[start]

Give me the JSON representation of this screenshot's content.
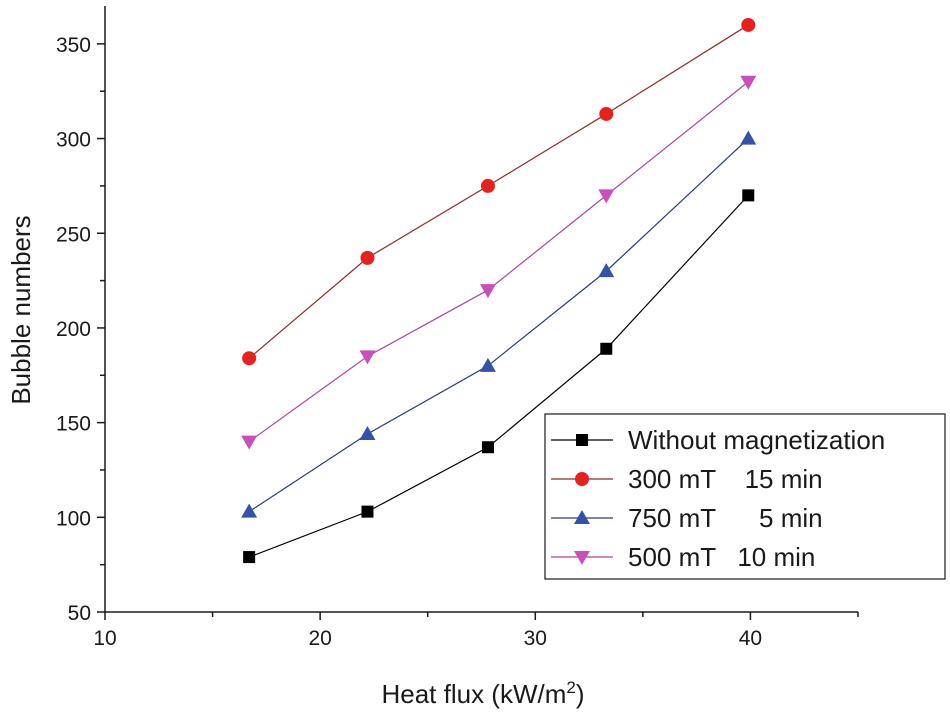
{
  "chart_data": {
    "type": "line",
    "title": "",
    "xlabel": "Heat flux (kW/m",
    "xlabel_superscript": "2",
    "xlabel_suffix": ")",
    "ylabel": "Bubble numbers",
    "xlim": [
      10,
      45
    ],
    "ylim": [
      50,
      370
    ],
    "x_major_ticks": [
      10,
      20,
      30,
      40
    ],
    "x_minor_ticks": [
      15,
      25,
      35,
      45
    ],
    "y_major_ticks": [
      50,
      100,
      150,
      200,
      250,
      300,
      350
    ],
    "x_tick_labels": [
      "10",
      "20",
      "30",
      "40"
    ],
    "y_tick_labels": [
      "50",
      "100",
      "150",
      "200",
      "250",
      "300",
      "350"
    ],
    "grid": false,
    "legend_position": "bottom-right",
    "x": [
      16.7,
      22.2,
      27.8,
      33.3,
      39.9
    ],
    "series": [
      {
        "name": "Without magnetization",
        "marker": "square",
        "color": "#000000",
        "values": [
          79,
          103,
          137,
          189,
          270
        ]
      },
      {
        "name": "300 mT    15 min",
        "marker": "circle",
        "color": "#e8201e",
        "line_color": "#8b2a2a",
        "values": [
          184,
          237,
          275,
          313,
          360
        ]
      },
      {
        "name": "750 mT      5 min",
        "marker": "triangle-up",
        "color": "#3452a8",
        "line_color": "#2a3a7a",
        "values": [
          103,
          144,
          180,
          230,
          300
        ]
      },
      {
        "name": "500 mT   10 min",
        "marker": "triangle-down",
        "color": "#c850b8",
        "line_color": "#a84898",
        "values": [
          140,
          185,
          220,
          270,
          330
        ]
      }
    ]
  }
}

[end]

*EXERCISE BRIEF*
Reproduce the full material exactly, excluding the pictures.

*REPLY*
Give me the JSON representation of this screenshot's content.
{
  "chart_data": {
    "type": "line",
    "title": "",
    "xlabel": "Heat flux (kW/m",
    "xlabel_superscript": "2",
    "xlabel_suffix": ")",
    "ylabel": "Bubble numbers",
    "xlim": [
      10,
      45
    ],
    "ylim": [
      50,
      370
    ],
    "x_major_ticks": [
      10,
      20,
      30,
      40
    ],
    "x_minor_ticks": [
      15,
      25,
      35,
      45
    ],
    "y_major_ticks": [
      50,
      100,
      150,
      200,
      250,
      300,
      350
    ],
    "x_tick_labels": [
      "10",
      "20",
      "30",
      "40"
    ],
    "y_tick_labels": [
      "50",
      "100",
      "150",
      "200",
      "250",
      "300",
      "350"
    ],
    "grid": false,
    "legend_position": "bottom-right",
    "x": [
      16.7,
      22.2,
      27.8,
      33.3,
      39.9
    ],
    "series": [
      {
        "name": "Without magnetization",
        "marker": "square",
        "color": "#000000",
        "values": [
          79,
          103,
          137,
          189,
          270
        ]
      },
      {
        "name": "300 mT    15 min",
        "marker": "circle",
        "color": "#e8201e",
        "line_color": "#8b2a2a",
        "values": [
          184,
          237,
          275,
          313,
          360
        ]
      },
      {
        "name": "750 mT      5 min",
        "marker": "triangle-up",
        "color": "#3452a8",
        "line_color": "#2a3a7a",
        "values": [
          103,
          144,
          180,
          230,
          300
        ]
      },
      {
        "name": "500 mT   10 min",
        "marker": "triangle-down",
        "color": "#c850b8",
        "line_color": "#a84898",
        "values": [
          140,
          185,
          220,
          270,
          330
        ]
      }
    ]
  }
}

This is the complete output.